## TASK GOAL
Word for word, restate every entry shown below.

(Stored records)
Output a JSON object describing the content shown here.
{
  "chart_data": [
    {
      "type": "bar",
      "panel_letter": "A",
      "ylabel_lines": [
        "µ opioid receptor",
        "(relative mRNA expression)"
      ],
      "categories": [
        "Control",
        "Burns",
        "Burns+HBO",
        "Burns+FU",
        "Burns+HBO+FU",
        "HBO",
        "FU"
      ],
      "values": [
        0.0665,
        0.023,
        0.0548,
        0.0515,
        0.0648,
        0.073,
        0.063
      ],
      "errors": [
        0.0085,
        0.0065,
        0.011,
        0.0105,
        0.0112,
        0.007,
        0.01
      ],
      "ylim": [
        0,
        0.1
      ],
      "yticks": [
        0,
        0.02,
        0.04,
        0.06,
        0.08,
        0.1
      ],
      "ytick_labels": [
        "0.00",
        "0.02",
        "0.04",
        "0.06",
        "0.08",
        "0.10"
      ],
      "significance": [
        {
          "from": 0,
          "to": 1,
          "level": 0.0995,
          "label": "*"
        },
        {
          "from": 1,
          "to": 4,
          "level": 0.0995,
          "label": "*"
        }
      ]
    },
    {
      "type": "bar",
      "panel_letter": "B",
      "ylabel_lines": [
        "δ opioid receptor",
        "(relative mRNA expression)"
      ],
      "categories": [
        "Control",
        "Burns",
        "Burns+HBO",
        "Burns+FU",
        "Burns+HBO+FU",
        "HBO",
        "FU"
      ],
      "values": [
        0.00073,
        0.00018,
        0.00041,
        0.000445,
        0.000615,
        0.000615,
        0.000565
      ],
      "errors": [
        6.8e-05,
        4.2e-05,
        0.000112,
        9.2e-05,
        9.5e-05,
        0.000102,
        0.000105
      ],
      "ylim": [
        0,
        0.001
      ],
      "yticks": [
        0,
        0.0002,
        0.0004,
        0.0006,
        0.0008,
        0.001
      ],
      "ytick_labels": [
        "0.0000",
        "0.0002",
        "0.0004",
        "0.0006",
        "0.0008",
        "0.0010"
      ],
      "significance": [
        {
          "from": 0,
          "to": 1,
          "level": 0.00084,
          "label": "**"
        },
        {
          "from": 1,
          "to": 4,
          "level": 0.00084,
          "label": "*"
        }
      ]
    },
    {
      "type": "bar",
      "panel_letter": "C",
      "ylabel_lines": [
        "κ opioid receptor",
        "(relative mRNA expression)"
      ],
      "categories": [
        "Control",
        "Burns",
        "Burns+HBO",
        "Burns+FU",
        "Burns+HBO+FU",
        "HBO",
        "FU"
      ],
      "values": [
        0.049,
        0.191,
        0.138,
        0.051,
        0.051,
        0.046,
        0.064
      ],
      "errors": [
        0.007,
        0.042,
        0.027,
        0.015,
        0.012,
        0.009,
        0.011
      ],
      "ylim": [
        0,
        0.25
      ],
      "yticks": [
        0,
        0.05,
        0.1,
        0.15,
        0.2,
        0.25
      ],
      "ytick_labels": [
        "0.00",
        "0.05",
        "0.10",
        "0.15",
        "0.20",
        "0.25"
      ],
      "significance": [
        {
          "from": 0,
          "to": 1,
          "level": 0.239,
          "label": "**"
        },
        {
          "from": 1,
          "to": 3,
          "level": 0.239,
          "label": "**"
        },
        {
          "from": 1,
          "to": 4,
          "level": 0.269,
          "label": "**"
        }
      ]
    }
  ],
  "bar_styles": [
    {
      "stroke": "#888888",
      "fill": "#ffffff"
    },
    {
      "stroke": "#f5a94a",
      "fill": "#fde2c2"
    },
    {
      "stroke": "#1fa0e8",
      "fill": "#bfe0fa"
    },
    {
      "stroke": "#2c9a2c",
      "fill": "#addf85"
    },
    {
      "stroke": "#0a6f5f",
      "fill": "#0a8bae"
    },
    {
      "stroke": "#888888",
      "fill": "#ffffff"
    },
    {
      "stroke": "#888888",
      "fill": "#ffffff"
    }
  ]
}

## FINISHED TASK
Output a JSON object describing the content shown here.
{
  "chart_data": [
    {
      "type": "bar",
      "panel_letter": "A",
      "ylabel_lines": [
        "µ opioid receptor",
        "(relative mRNA expression)"
      ],
      "categories": [
        "Control",
        "Burns",
        "Burns+HBO",
        "Burns+FU",
        "Burns+HBO+FU",
        "HBO",
        "FU"
      ],
      "values": [
        0.0665,
        0.023,
        0.0548,
        0.0515,
        0.0648,
        0.073,
        0.063
      ],
      "errors": [
        0.0085,
        0.0065,
        0.011,
        0.0105,
        0.0112,
        0.007,
        0.01
      ],
      "ylim": [
        0,
        0.1
      ],
      "yticks": [
        0,
        0.02,
        0.04,
        0.06,
        0.08,
        0.1
      ],
      "ytick_labels": [
        "0.00",
        "0.02",
        "0.04",
        "0.06",
        "0.08",
        "0.10"
      ],
      "significance": [
        {
          "from": 0,
          "to": 1,
          "level": 0.0995,
          "label": "*"
        },
        {
          "from": 1,
          "to": 4,
          "level": 0.0995,
          "label": "*"
        }
      ]
    },
    {
      "type": "bar",
      "panel_letter": "B",
      "ylabel_lines": [
        "δ opioid receptor",
        "(relative mRNA expression)"
      ],
      "categories": [
        "Control",
        "Burns",
        "Burns+HBO",
        "Burns+FU",
        "Burns+HBO+FU",
        "HBO",
        "FU"
      ],
      "values": [
        0.00073,
        0.00018,
        0.00041,
        0.000445,
        0.000615,
        0.000615,
        0.000565
      ],
      "errors": [
        6.8e-05,
        4.2e-05,
        0.000112,
        9.2e-05,
        9.5e-05,
        0.000102,
        0.000105
      ],
      "ylim": [
        0,
        0.001
      ],
      "yticks": [
        0,
        0.0002,
        0.0004,
        0.0006,
        0.0008,
        0.001
      ],
      "ytick_labels": [
        "0.0000",
        "0.0002",
        "0.0004",
        "0.0006",
        "0.0008",
        "0.0010"
      ],
      "significance": [
        {
          "from": 0,
          "to": 1,
          "level": 0.00084,
          "label": "**"
        },
        {
          "from": 1,
          "to": 4,
          "level": 0.00084,
          "label": "*"
        }
      ]
    },
    {
      "type": "bar",
      "panel_letter": "C",
      "ylabel_lines": [
        "κ opioid receptor",
        "(relative mRNA expression)"
      ],
      "categories": [
        "Control",
        "Burns",
        "Burns+HBO",
        "Burns+FU",
        "Burns+HBO+FU",
        "HBO",
        "FU"
      ],
      "values": [
        0.049,
        0.191,
        0.138,
        0.051,
        0.051,
        0.046,
        0.064
      ],
      "errors": [
        0.007,
        0.042,
        0.027,
        0.015,
        0.012,
        0.009,
        0.011
      ],
      "ylim": [
        0,
        0.25
      ],
      "yticks": [
        0,
        0.05,
        0.1,
        0.15,
        0.2,
        0.25
      ],
      "ytick_labels": [
        "0.00",
        "0.05",
        "0.10",
        "0.15",
        "0.20",
        "0.25"
      ],
      "significance": [
        {
          "from": 0,
          "to": 1,
          "level": 0.239,
          "label": "**"
        },
        {
          "from": 1,
          "to": 3,
          "level": 0.239,
          "label": "**"
        },
        {
          "from": 1,
          "to": 4,
          "level": 0.269,
          "label": "**"
        }
      ]
    }
  ],
  "bar_styles": [
    {
      "stroke": "#888888",
      "fill": "#ffffff"
    },
    {
      "stroke": "#f5a94a",
      "fill": "#fde2c2"
    },
    {
      "stroke": "#1fa0e8",
      "fill": "#bfe0fa"
    },
    {
      "stroke": "#2c9a2c",
      "fill": "#addf85"
    },
    {
      "stroke": "#0a6f5f",
      "fill": "#0a8bae"
    },
    {
      "stroke": "#888888",
      "fill": "#ffffff"
    },
    {
      "stroke": "#888888",
      "fill": "#ffffff"
    }
  ]
}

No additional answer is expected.